### Aim of the exercise
Among the entries, which lines carry the string "this"? Copy each of them.

____

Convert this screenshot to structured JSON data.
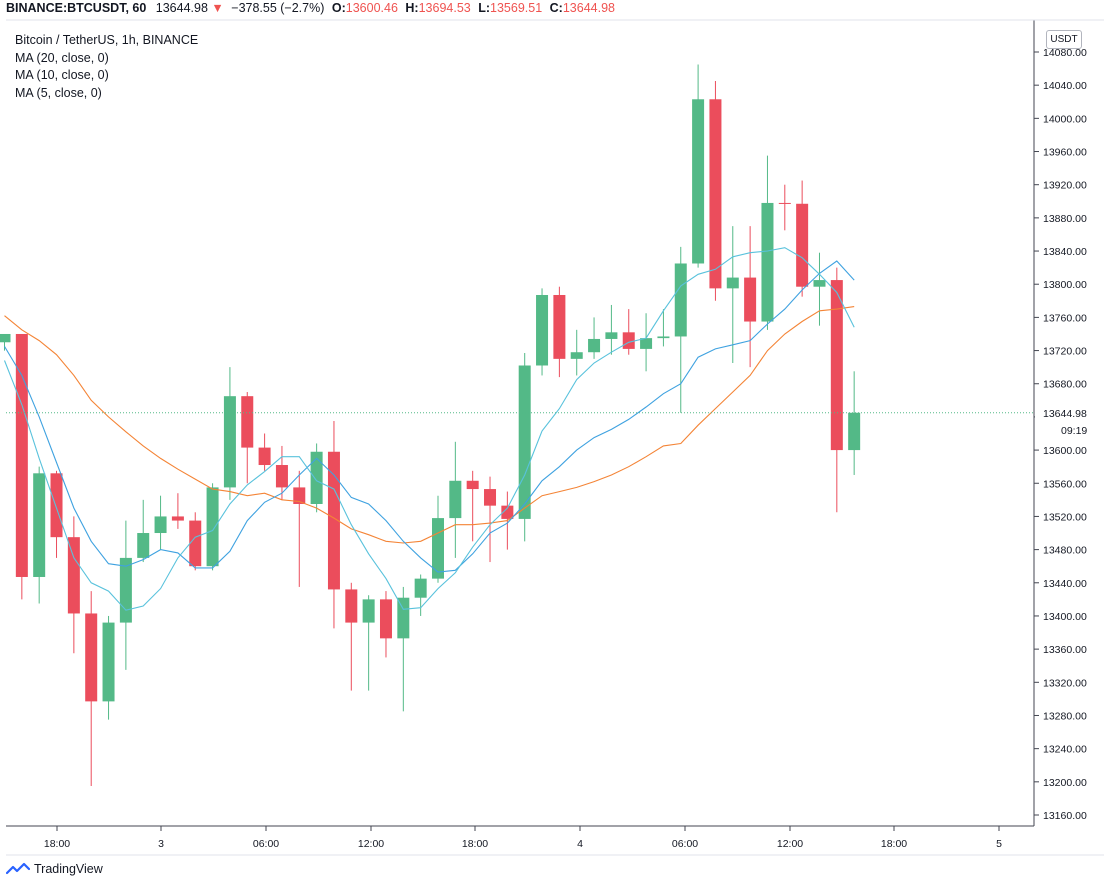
{
  "topbar": {
    "symbol": "BINANCE:BTCUSDT, 60",
    "last": "13644.98",
    "arrow": "▼",
    "change": "−378.55 (−2.7%)",
    "o_label": "O:",
    "o_value": "13600.46",
    "h_label": "H:",
    "h_value": "13694.53",
    "l_label": "L:",
    "l_value": "13569.51",
    "c_label": "C:",
    "c_value": "13644.98"
  },
  "legend": {
    "title": "Bitcoin / TetherUS, 1h, BINANCE",
    "ma20": "MA (20, close, 0)",
    "ma10": "MA (10, close, 0)",
    "ma5": "MA (5, close, 0)"
  },
  "currency_button": "USDT",
  "price_tag": {
    "value": "13644.98",
    "countdown": "09:19"
  },
  "footer": {
    "brand": "TradingView"
  },
  "colors": {
    "up": "#53b987",
    "down": "#eb4d5c",
    "ma20": "#f48436",
    "ma10": "#3fa2e0",
    "ma5": "#59c2dc",
    "axis_text": "#131722",
    "grid": "#d1d4dc"
  },
  "chart_data": {
    "type": "candlestick",
    "y_ticks": [
      "13160.00",
      "13200.00",
      "13240.00",
      "13280.00",
      "13320.00",
      "13360.00",
      "13400.00",
      "13440.00",
      "13480.00",
      "13520.00",
      "13560.00",
      "13600.00",
      "13640.00",
      "13680.00",
      "13720.00",
      "13760.00",
      "13800.00",
      "13840.00",
      "13880.00",
      "13920.00",
      "13960.00",
      "14000.00",
      "14040.00",
      "14080.00"
    ],
    "x_ticks": [
      "18:00",
      "3",
      "06:00",
      "12:00",
      "18:00",
      "4",
      "06:00",
      "12:00",
      "18:00",
      "5"
    ],
    "ylim": [
      13150,
      14100
    ],
    "candles": [
      {
        "o": 13730,
        "h": 13740,
        "l": 13720,
        "c": 13740
      },
      {
        "o": 13740,
        "h": 13740,
        "l": 13420,
        "c": 13447
      },
      {
        "o": 13447,
        "h": 13580,
        "l": 13415,
        "c": 13572
      },
      {
        "o": 13572,
        "h": 13575,
        "l": 13470,
        "c": 13495
      },
      {
        "o": 13495,
        "h": 13520,
        "l": 13355,
        "c": 13403
      },
      {
        "o": 13403,
        "h": 13430,
        "l": 13195,
        "c": 13297
      },
      {
        "o": 13297,
        "h": 13400,
        "l": 13275,
        "c": 13392
      },
      {
        "o": 13392,
        "h": 13515,
        "l": 13335,
        "c": 13470
      },
      {
        "o": 13470,
        "h": 13540,
        "l": 13465,
        "c": 13500
      },
      {
        "o": 13500,
        "h": 13545,
        "l": 13480,
        "c": 13520
      },
      {
        "o": 13520,
        "h": 13548,
        "l": 13505,
        "c": 13515
      },
      {
        "o": 13515,
        "h": 13525,
        "l": 13455,
        "c": 13460
      },
      {
        "o": 13460,
        "h": 13560,
        "l": 13455,
        "c": 13555
      },
      {
        "o": 13555,
        "h": 13700,
        "l": 13540,
        "c": 13665
      },
      {
        "o": 13665,
        "h": 13670,
        "l": 13560,
        "c": 13603
      },
      {
        "o": 13603,
        "h": 13620,
        "l": 13575,
        "c": 13582
      },
      {
        "o": 13582,
        "h": 13605,
        "l": 13540,
        "c": 13555
      },
      {
        "o": 13555,
        "h": 13575,
        "l": 13435,
        "c": 13535
      },
      {
        "o": 13535,
        "h": 13608,
        "l": 13525,
        "c": 13598
      },
      {
        "o": 13598,
        "h": 13635,
        "l": 13385,
        "c": 13432
      },
      {
        "o": 13432,
        "h": 13440,
        "l": 13310,
        "c": 13392
      },
      {
        "o": 13392,
        "h": 13425,
        "l": 13310,
        "c": 13420
      },
      {
        "o": 13420,
        "h": 13430,
        "l": 13350,
        "c": 13373
      },
      {
        "o": 13373,
        "h": 13435,
        "l": 13285,
        "c": 13422
      },
      {
        "o": 13422,
        "h": 13450,
        "l": 13400,
        "c": 13445
      },
      {
        "o": 13445,
        "h": 13545,
        "l": 13440,
        "c": 13518
      },
      {
        "o": 13518,
        "h": 13610,
        "l": 13470,
        "c": 13563
      },
      {
        "o": 13563,
        "h": 13575,
        "l": 13490,
        "c": 13553
      },
      {
        "o": 13553,
        "h": 13568,
        "l": 13465,
        "c": 13533
      },
      {
        "o": 13533,
        "h": 13550,
        "l": 13480,
        "c": 13517
      },
      {
        "o": 13517,
        "h": 13717,
        "l": 13490,
        "c": 13702
      },
      {
        "o": 13702,
        "h": 13795,
        "l": 13690,
        "c": 13787
      },
      {
        "o": 13787,
        "h": 13797,
        "l": 13688,
        "c": 13710
      },
      {
        "o": 13710,
        "h": 13745,
        "l": 13690,
        "c": 13718
      },
      {
        "o": 13718,
        "h": 13760,
        "l": 13710,
        "c": 13734
      },
      {
        "o": 13734,
        "h": 13775,
        "l": 13715,
        "c": 13742
      },
      {
        "o": 13742,
        "h": 13770,
        "l": 13715,
        "c": 13722
      },
      {
        "o": 13722,
        "h": 13765,
        "l": 13695,
        "c": 13735
      },
      {
        "o": 13735,
        "h": 13770,
        "l": 13725,
        "c": 13737
      },
      {
        "o": 13737,
        "h": 13845,
        "l": 13645,
        "c": 13825
      },
      {
        "o": 13825,
        "h": 14065,
        "l": 13820,
        "c": 14023
      },
      {
        "o": 14023,
        "h": 14045,
        "l": 13780,
        "c": 13795
      },
      {
        "o": 13795,
        "h": 13870,
        "l": 13705,
        "c": 13808
      },
      {
        "o": 13808,
        "h": 13870,
        "l": 13700,
        "c": 13755
      },
      {
        "o": 13755,
        "h": 13955,
        "l": 13745,
        "c": 13898
      },
      {
        "o": 13898,
        "h": 13920,
        "l": 13865,
        "c": 13897
      },
      {
        "o": 13897,
        "h": 13925,
        "l": 13785,
        "c": 13797
      },
      {
        "o": 13797,
        "h": 13838,
        "l": 13750,
        "c": 13805
      },
      {
        "o": 13805,
        "h": 13820,
        "l": 13525,
        "c": 13600
      },
      {
        "o": 13600,
        "h": 13695,
        "l": 13570,
        "c": 13645
      }
    ],
    "ma20": [
      13762,
      13745,
      13732,
      13715,
      13690,
      13660,
      13640,
      13622,
      13605,
      13590,
      13577,
      13565,
      13553,
      13550,
      13545,
      13548,
      13540,
      13538,
      13530,
      13518,
      13505,
      13498,
      13490,
      13488,
      13490,
      13500,
      13510,
      13510,
      13512,
      13515,
      13530,
      13545,
      13550,
      13555,
      13562,
      13570,
      13580,
      13592,
      13605,
      13608,
      13630,
      13650,
      13670,
      13690,
      13720,
      13740,
      13755,
      13768,
      13770,
      13773
    ],
    "ma10": [
      13725,
      13690,
      13640,
      13585,
      13530,
      13490,
      13463,
      13460,
      13468,
      13480,
      13476,
      13458,
      13458,
      13478,
      13515,
      13537,
      13548,
      13570,
      13590,
      13570,
      13543,
      13535,
      13515,
      13490,
      13470,
      13453,
      13455,
      13475,
      13500,
      13512,
      13535,
      13563,
      13580,
      13600,
      13615,
      13625,
      13637,
      13652,
      13668,
      13680,
      13712,
      13722,
      13727,
      13732,
      13752,
      13770,
      13793,
      13813,
      13828,
      13805
    ],
    "ma5": [
      13708,
      13655,
      13590,
      13530,
      13470,
      13440,
      13430,
      13407,
      13412,
      13433,
      13470,
      13495,
      13503,
      13535,
      13558,
      13574,
      13592,
      13592,
      13563,
      13553,
      13510,
      13475,
      13445,
      13408,
      13410,
      13433,
      13452,
      13483,
      13510,
      13530,
      13570,
      13623,
      13650,
      13685,
      13705,
      13718,
      13730,
      13735,
      13768,
      13798,
      13812,
      13818,
      13833,
      13838,
      13840,
      13844,
      13832,
      13812,
      13790,
      13748
    ]
  }
}
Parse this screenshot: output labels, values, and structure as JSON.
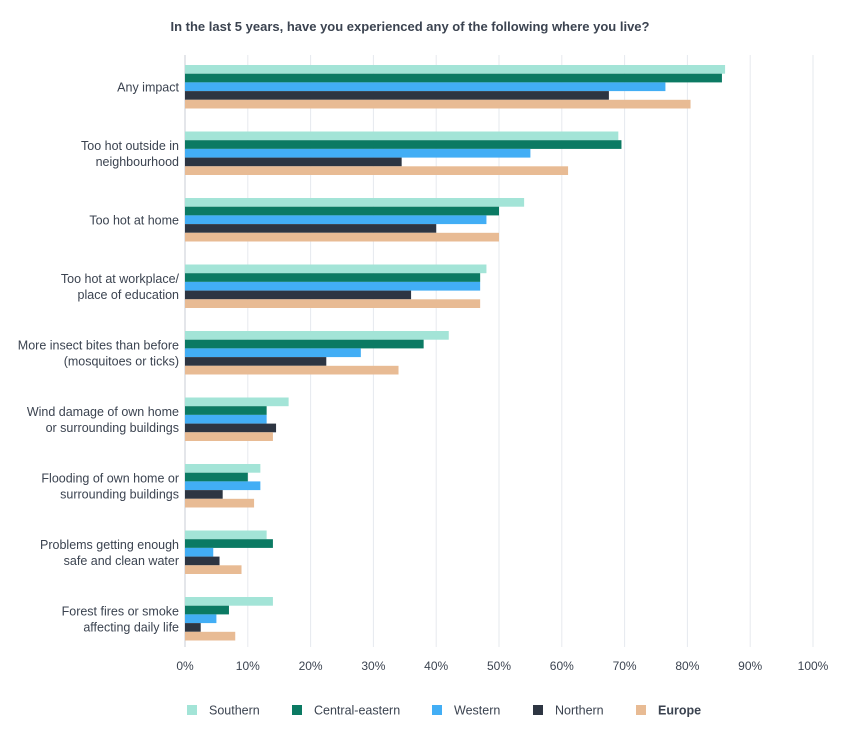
{
  "chart_data": {
    "type": "bar",
    "orientation": "horizontal",
    "title": "In the last 5 years, have you experienced any of the following where you live?",
    "categories": [
      [
        "Any impact"
      ],
      [
        "Too hot outside in",
        "neighbourhood"
      ],
      [
        "Too hot at home"
      ],
      [
        "Too hot at workplace/",
        "place of education"
      ],
      [
        "More insect bites than before",
        "(mosquitoes or ticks)"
      ],
      [
        "Wind damage of own home",
        "or surrounding buildings"
      ],
      [
        "Flooding of own home or",
        "surrounding buildings"
      ],
      [
        "Problems getting enough",
        "safe and clean water"
      ],
      [
        "Forest fires or smoke",
        "affecting daily life"
      ]
    ],
    "series": [
      {
        "name": "Southern",
        "color": "#a3e4d7",
        "values": [
          86,
          69,
          54,
          48,
          42,
          16.5,
          12,
          13,
          14
        ]
      },
      {
        "name": "Central-eastern",
        "color": "#0b7a63",
        "values": [
          85.5,
          69.5,
          50,
          47,
          38,
          13,
          10,
          14,
          7
        ]
      },
      {
        "name": "Western",
        "color": "#42aef5",
        "values": [
          76.5,
          55,
          48,
          47,
          28,
          13,
          12,
          4.5,
          5
        ]
      },
      {
        "name": "Northern",
        "color": "#2d3542",
        "values": [
          67.5,
          34.5,
          40,
          36,
          22.5,
          14.5,
          6,
          5.5,
          2.5
        ]
      },
      {
        "name": "Europe",
        "color": "#e8bb94",
        "values": [
          80.5,
          61,
          50,
          47,
          34,
          14,
          11,
          9,
          8
        ],
        "bold": true
      }
    ],
    "x_ticks": [
      "0%",
      "10%",
      "20%",
      "30%",
      "40%",
      "50%",
      "60%",
      "70%",
      "80%",
      "90%",
      "100%"
    ],
    "xlim": [
      0,
      100
    ],
    "grid": true,
    "legend_position": "bottom"
  }
}
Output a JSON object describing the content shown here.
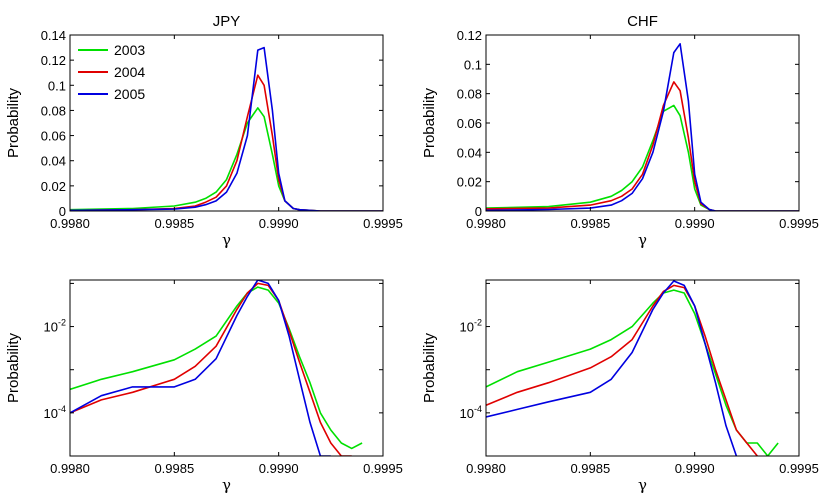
{
  "colors": {
    "2003": "#00e000",
    "2004": "#e00000",
    "2005": "#0000e0"
  },
  "chart_data": [
    {
      "type": "line",
      "title": "JPY",
      "xlabel": "γ",
      "ylabel": "Probability",
      "xlim": [
        0.998,
        0.9995
      ],
      "ylim": [
        0,
        0.14
      ],
      "yscale": "linear",
      "xticks": [
        "0.9980",
        "0.9985",
        "0.9990",
        "0.9995"
      ],
      "yticks": [
        "0",
        "0.02",
        "0.04",
        "0.06",
        "0.08",
        "0.1",
        "0.12",
        "0.14"
      ],
      "legend": {
        "position": "top-left",
        "entries": [
          "2003",
          "2004",
          "2005"
        ]
      },
      "series": [
        {
          "name": "2003",
          "color": "#00e000",
          "x": [
            0.998,
            0.9983,
            0.9985,
            0.9986,
            0.99865,
            0.9987,
            0.99875,
            0.9988,
            0.99885,
            0.9989,
            0.99893,
            0.99897,
            0.999,
            0.99903,
            0.99907,
            0.9991,
            0.9992,
            0.9995
          ],
          "y": [
            0.001,
            0.002,
            0.004,
            0.007,
            0.01,
            0.015,
            0.025,
            0.045,
            0.07,
            0.082,
            0.075,
            0.045,
            0.02,
            0.008,
            0.002,
            0.001,
            0,
            0
          ]
        },
        {
          "name": "2004",
          "color": "#e00000",
          "x": [
            0.998,
            0.9983,
            0.9985,
            0.9986,
            0.99865,
            0.9987,
            0.99875,
            0.9988,
            0.99885,
            0.9989,
            0.99893,
            0.99897,
            0.999,
            0.99903,
            0.99907,
            0.9991,
            0.9992,
            0.9995
          ],
          "y": [
            0.0005,
            0.001,
            0.002,
            0.004,
            0.007,
            0.011,
            0.02,
            0.04,
            0.075,
            0.108,
            0.1,
            0.06,
            0.025,
            0.008,
            0.002,
            0.001,
            0,
            0
          ]
        },
        {
          "name": "2005",
          "color": "#0000e0",
          "x": [
            0.998,
            0.9983,
            0.9985,
            0.9986,
            0.99865,
            0.9987,
            0.99875,
            0.9988,
            0.99885,
            0.9989,
            0.99893,
            0.99897,
            0.999,
            0.99903,
            0.99907,
            0.9991,
            0.9992,
            0.9995
          ],
          "y": [
            0.0005,
            0.001,
            0.0015,
            0.003,
            0.005,
            0.008,
            0.015,
            0.03,
            0.06,
            0.128,
            0.13,
            0.08,
            0.03,
            0.008,
            0.002,
            0.001,
            0,
            0
          ]
        }
      ]
    },
    {
      "type": "line",
      "title": "CHF",
      "xlabel": "γ",
      "ylabel": "Probability",
      "xlim": [
        0.998,
        0.9995
      ],
      "ylim": [
        0,
        0.12
      ],
      "yscale": "linear",
      "xticks": [
        "0.9980",
        "0.9985",
        "0.9990",
        "0.9995"
      ],
      "yticks": [
        "0",
        "0.02",
        "0.04",
        "0.06",
        "0.08",
        "0.1",
        "0.12"
      ],
      "series": [
        {
          "name": "2003",
          "color": "#00e000",
          "x": [
            0.998,
            0.9983,
            0.9985,
            0.9986,
            0.99865,
            0.9987,
            0.99875,
            0.9988,
            0.99885,
            0.9989,
            0.99893,
            0.99897,
            0.999,
            0.99903,
            0.99907,
            0.9991,
            0.9992,
            0.9995
          ],
          "y": [
            0.002,
            0.003,
            0.006,
            0.01,
            0.014,
            0.02,
            0.03,
            0.048,
            0.068,
            0.072,
            0.065,
            0.04,
            0.015,
            0.004,
            0.001,
            0,
            0,
            0
          ]
        },
        {
          "name": "2004",
          "color": "#e00000",
          "x": [
            0.998,
            0.9983,
            0.9985,
            0.9986,
            0.99865,
            0.9987,
            0.99875,
            0.9988,
            0.99885,
            0.9989,
            0.99893,
            0.99897,
            0.999,
            0.99903,
            0.99907,
            0.9991,
            0.9992,
            0.9995
          ],
          "y": [
            0.0015,
            0.002,
            0.004,
            0.007,
            0.01,
            0.015,
            0.025,
            0.045,
            0.072,
            0.088,
            0.082,
            0.05,
            0.02,
            0.005,
            0.001,
            0,
            0,
            0
          ]
        },
        {
          "name": "2005",
          "color": "#0000e0",
          "x": [
            0.998,
            0.9983,
            0.9985,
            0.9986,
            0.99865,
            0.9987,
            0.99875,
            0.9988,
            0.99885,
            0.9989,
            0.99893,
            0.99897,
            0.999,
            0.99903,
            0.99907,
            0.9991,
            0.9992,
            0.9995
          ],
          "y": [
            0.0005,
            0.001,
            0.002,
            0.004,
            0.007,
            0.012,
            0.022,
            0.04,
            0.068,
            0.108,
            0.114,
            0.075,
            0.025,
            0.006,
            0.001,
            0,
            0,
            0
          ]
        }
      ]
    },
    {
      "type": "line",
      "title": "",
      "xlabel": "γ",
      "ylabel": "Probability",
      "xlim": [
        0.998,
        0.9995
      ],
      "ylim": [
        1e-05,
        0.12
      ],
      "yscale": "log",
      "xticks": [
        "0.9980",
        "0.9985",
        "0.9990",
        "0.9995"
      ],
      "yticks": [
        {
          "base": "10",
          "exp": "-2",
          "value": 0.01
        },
        {
          "base": "10",
          "exp": "-4",
          "value": 0.0001
        }
      ],
      "series": [
        {
          "name": "2003",
          "color": "#00e000",
          "x": [
            0.998,
            0.99815,
            0.9983,
            0.9985,
            0.9986,
            0.9987,
            0.9988,
            0.99885,
            0.9989,
            0.99895,
            0.999,
            0.99905,
            0.9991,
            0.99915,
            0.9992,
            0.99925,
            0.9993,
            0.99935,
            0.9994
          ],
          "y": [
            0.00035,
            0.0006,
            0.0009,
            0.0017,
            0.003,
            0.006,
            0.03,
            0.06,
            0.082,
            0.07,
            0.035,
            0.009,
            0.002,
            0.0005,
            0.0001,
            4e-05,
            2e-05,
            1.5e-05,
            2e-05
          ]
        },
        {
          "name": "2004",
          "color": "#e00000",
          "x": [
            0.998,
            0.99815,
            0.9983,
            0.9985,
            0.9986,
            0.9987,
            0.9988,
            0.99885,
            0.9989,
            0.99895,
            0.999,
            0.99905,
            0.9991,
            0.99915,
            0.9992,
            0.99925,
            0.9993,
            0.99935
          ],
          "y": [
            0.0001,
            0.0002,
            0.0003,
            0.0006,
            0.0012,
            0.0035,
            0.025,
            0.06,
            0.1,
            0.09,
            0.04,
            0.008,
            0.0015,
            0.0003,
            6e-05,
            2e-05,
            1e-05,
            1e-05
          ]
        },
        {
          "name": "2005",
          "color": "#0000e0",
          "x": [
            0.998,
            0.99815,
            0.9983,
            0.9985,
            0.9986,
            0.9987,
            0.9988,
            0.99885,
            0.9989,
            0.99895,
            0.999,
            0.99905,
            0.9991,
            0.99915,
            0.9992,
            0.99925
          ],
          "y": [
            0.0001,
            0.00025,
            0.0004,
            0.0004,
            0.0006,
            0.0018,
            0.018,
            0.05,
            0.12,
            0.1,
            0.04,
            0.006,
            0.0006,
            6e-05,
            1e-05,
            1e-05
          ]
        }
      ]
    },
    {
      "type": "line",
      "title": "",
      "xlabel": "γ",
      "ylabel": "Probability",
      "xlim": [
        0.998,
        0.9995
      ],
      "ylim": [
        1e-05,
        0.12
      ],
      "yscale": "log",
      "xticks": [
        "0.9980",
        "0.9985",
        "0.9990",
        "0.9995"
      ],
      "yticks": [
        {
          "base": "10",
          "exp": "-2",
          "value": 0.01
        },
        {
          "base": "10",
          "exp": "-4",
          "value": 0.0001
        }
      ],
      "series": [
        {
          "name": "2003",
          "color": "#00e000",
          "x": [
            0.998,
            0.99815,
            0.9983,
            0.9985,
            0.9986,
            0.9987,
            0.9988,
            0.99885,
            0.9989,
            0.99895,
            0.999,
            0.99905,
            0.9991,
            0.99915,
            0.9992,
            0.99925,
            0.9993,
            0.99935,
            0.9994
          ],
          "y": [
            0.0004,
            0.0009,
            0.0015,
            0.003,
            0.005,
            0.01,
            0.035,
            0.06,
            0.07,
            0.06,
            0.02,
            0.004,
            0.0008,
            0.00015,
            4e-05,
            2e-05,
            2e-05,
            1e-05,
            2e-05
          ]
        },
        {
          "name": "2004",
          "color": "#e00000",
          "x": [
            0.998,
            0.99815,
            0.9983,
            0.9985,
            0.9986,
            0.9987,
            0.9988,
            0.99885,
            0.9989,
            0.99895,
            0.999,
            0.99905,
            0.9991,
            0.99915,
            0.9992,
            0.99925,
            0.9993
          ],
          "y": [
            0.00015,
            0.0003,
            0.0005,
            0.0011,
            0.002,
            0.005,
            0.03,
            0.065,
            0.09,
            0.08,
            0.03,
            0.006,
            0.001,
            0.0002,
            4e-05,
            2e-05,
            1e-05
          ]
        },
        {
          "name": "2005",
          "color": "#0000e0",
          "x": [
            0.998,
            0.99815,
            0.9983,
            0.9985,
            0.9986,
            0.9987,
            0.9988,
            0.99885,
            0.9989,
            0.99895,
            0.999,
            0.99905,
            0.9991,
            0.99915,
            0.9992
          ],
          "y": [
            8e-05,
            0.00012,
            0.00018,
            0.0003,
            0.0006,
            0.0025,
            0.025,
            0.06,
            0.114,
            0.09,
            0.03,
            0.004,
            0.0005,
            5e-05,
            1e-05
          ]
        }
      ]
    }
  ]
}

____

### Solution
Convert this screenshot to structured JSON data.
Parse this screenshot: output labels, values, and structure as JSON.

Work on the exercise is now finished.